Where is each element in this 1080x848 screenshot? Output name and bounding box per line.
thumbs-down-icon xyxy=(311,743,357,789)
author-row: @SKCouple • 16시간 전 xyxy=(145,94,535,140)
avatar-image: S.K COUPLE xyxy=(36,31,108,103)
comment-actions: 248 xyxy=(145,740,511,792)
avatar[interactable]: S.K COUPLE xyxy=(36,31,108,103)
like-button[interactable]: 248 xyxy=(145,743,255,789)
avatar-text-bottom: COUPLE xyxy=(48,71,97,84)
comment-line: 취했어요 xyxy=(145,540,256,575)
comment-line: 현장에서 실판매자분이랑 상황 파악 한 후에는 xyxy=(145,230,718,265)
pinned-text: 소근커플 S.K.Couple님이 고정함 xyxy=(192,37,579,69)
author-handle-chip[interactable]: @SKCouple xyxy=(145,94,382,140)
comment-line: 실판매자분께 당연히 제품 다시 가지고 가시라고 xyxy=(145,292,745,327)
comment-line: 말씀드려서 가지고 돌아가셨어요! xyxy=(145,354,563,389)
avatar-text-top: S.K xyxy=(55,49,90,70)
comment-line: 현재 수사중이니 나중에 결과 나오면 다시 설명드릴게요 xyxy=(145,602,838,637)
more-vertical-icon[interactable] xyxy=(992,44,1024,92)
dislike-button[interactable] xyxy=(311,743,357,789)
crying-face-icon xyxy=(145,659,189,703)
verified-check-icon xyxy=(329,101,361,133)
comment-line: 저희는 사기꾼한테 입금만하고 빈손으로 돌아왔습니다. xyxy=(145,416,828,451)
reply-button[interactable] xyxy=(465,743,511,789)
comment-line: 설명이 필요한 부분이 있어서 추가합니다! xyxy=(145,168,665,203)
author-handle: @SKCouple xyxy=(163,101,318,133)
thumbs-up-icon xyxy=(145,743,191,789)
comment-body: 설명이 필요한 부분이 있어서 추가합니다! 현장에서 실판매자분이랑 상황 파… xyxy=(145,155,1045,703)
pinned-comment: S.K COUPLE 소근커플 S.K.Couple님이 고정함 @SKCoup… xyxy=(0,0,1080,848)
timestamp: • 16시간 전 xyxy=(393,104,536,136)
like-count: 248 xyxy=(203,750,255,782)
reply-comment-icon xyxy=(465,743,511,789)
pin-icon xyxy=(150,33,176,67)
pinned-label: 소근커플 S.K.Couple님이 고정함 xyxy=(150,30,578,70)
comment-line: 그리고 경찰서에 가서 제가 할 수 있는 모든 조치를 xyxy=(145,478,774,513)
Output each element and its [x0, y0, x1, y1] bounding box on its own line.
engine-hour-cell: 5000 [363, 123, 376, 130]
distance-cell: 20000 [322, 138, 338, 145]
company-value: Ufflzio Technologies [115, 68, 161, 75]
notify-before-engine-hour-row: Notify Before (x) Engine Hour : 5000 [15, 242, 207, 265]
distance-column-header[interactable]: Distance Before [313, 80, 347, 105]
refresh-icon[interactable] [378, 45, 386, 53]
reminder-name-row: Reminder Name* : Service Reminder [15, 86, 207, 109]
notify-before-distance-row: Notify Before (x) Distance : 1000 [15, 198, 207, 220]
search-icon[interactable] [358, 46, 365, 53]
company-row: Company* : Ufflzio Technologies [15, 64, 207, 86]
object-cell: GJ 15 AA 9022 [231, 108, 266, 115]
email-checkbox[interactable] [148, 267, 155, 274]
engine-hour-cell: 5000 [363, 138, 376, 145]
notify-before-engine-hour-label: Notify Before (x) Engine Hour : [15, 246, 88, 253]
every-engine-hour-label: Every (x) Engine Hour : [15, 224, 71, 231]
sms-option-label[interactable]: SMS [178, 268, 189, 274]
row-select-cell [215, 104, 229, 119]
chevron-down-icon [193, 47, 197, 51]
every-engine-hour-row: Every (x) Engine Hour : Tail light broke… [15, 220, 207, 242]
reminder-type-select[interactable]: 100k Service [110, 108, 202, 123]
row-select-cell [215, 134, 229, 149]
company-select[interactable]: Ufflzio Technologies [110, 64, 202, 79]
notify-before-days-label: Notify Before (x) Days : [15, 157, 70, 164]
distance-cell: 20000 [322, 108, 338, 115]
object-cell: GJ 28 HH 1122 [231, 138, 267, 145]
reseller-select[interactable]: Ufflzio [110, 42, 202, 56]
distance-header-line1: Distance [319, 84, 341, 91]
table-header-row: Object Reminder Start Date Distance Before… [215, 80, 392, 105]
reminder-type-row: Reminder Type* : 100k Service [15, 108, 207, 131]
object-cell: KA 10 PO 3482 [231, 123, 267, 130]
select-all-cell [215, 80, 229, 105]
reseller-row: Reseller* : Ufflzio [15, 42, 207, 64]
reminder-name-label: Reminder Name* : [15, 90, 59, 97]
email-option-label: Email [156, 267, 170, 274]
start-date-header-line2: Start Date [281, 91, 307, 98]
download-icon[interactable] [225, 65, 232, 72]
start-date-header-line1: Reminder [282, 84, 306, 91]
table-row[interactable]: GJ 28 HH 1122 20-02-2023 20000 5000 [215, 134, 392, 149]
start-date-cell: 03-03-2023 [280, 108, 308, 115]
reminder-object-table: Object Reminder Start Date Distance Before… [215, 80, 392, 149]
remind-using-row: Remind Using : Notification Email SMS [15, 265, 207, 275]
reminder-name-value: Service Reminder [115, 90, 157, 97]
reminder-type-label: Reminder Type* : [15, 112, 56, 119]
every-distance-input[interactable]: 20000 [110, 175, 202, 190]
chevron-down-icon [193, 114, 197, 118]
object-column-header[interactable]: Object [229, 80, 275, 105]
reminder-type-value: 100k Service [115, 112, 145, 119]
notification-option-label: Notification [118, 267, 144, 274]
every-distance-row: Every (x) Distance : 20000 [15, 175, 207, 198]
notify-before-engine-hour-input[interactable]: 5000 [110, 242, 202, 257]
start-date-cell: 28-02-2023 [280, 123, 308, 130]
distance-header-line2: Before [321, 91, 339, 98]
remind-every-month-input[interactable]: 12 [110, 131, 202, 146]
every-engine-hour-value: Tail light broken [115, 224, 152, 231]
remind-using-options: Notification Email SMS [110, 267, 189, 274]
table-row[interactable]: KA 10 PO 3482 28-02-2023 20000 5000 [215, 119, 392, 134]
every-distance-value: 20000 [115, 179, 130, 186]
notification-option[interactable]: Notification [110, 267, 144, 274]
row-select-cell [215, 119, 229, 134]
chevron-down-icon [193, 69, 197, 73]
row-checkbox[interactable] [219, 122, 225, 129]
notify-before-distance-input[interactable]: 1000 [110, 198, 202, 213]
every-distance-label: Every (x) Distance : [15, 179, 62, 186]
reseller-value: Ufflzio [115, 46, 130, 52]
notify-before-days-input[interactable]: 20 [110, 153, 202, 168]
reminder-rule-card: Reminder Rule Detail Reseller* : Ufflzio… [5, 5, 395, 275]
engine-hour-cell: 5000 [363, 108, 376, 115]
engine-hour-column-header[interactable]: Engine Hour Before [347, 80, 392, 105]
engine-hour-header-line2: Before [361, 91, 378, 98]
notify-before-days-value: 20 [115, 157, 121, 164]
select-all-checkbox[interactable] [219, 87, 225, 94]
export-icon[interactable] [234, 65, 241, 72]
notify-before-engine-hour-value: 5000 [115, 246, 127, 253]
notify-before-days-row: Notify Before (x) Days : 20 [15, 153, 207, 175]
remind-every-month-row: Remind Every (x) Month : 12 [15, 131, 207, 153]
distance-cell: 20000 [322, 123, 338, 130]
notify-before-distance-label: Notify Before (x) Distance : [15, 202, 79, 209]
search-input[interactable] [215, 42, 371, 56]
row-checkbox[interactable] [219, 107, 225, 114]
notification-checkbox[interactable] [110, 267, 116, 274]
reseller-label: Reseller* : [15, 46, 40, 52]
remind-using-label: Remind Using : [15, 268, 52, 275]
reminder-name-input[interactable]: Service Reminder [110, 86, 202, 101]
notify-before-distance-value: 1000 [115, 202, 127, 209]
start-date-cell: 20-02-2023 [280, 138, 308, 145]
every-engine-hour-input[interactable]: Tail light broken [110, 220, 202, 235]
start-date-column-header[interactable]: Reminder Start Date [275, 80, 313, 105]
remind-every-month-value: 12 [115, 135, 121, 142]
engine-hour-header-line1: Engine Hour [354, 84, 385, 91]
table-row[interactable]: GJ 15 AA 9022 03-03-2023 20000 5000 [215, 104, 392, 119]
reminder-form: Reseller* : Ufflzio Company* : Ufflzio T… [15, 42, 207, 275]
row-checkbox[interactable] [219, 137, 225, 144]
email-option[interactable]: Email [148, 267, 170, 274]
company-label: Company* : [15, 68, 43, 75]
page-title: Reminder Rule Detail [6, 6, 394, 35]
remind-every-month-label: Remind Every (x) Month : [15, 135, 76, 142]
|---|
> [Instruction] Quote word for word the part of the items that opens with their very first line and closes with the line containing "pinned-text: 소근커플 S.K.Couple님이", including both of those lines.

> [Result for this exercise]
Where is each element in this 1080x848 screenshot? Output name and bounding box per line.
thumbs-down-icon xyxy=(311,743,357,789)
author-row: @SKCouple • 16시간 전 xyxy=(145,94,535,140)
avatar-image: S.K COUPLE xyxy=(36,31,108,103)
comment-actions: 248 xyxy=(145,740,511,792)
avatar[interactable]: S.K COUPLE xyxy=(36,31,108,103)
like-button[interactable]: 248 xyxy=(145,743,255,789)
avatar-text-bottom: COUPLE xyxy=(48,71,97,84)
comment-line: 취했어요 xyxy=(145,540,256,575)
comment-line: 현장에서 실판매자분이랑 상황 파악 한 후에는 xyxy=(145,230,718,265)
pinned-text: 소근커플 S.K.Couple님이 고정함 xyxy=(192,37,579,69)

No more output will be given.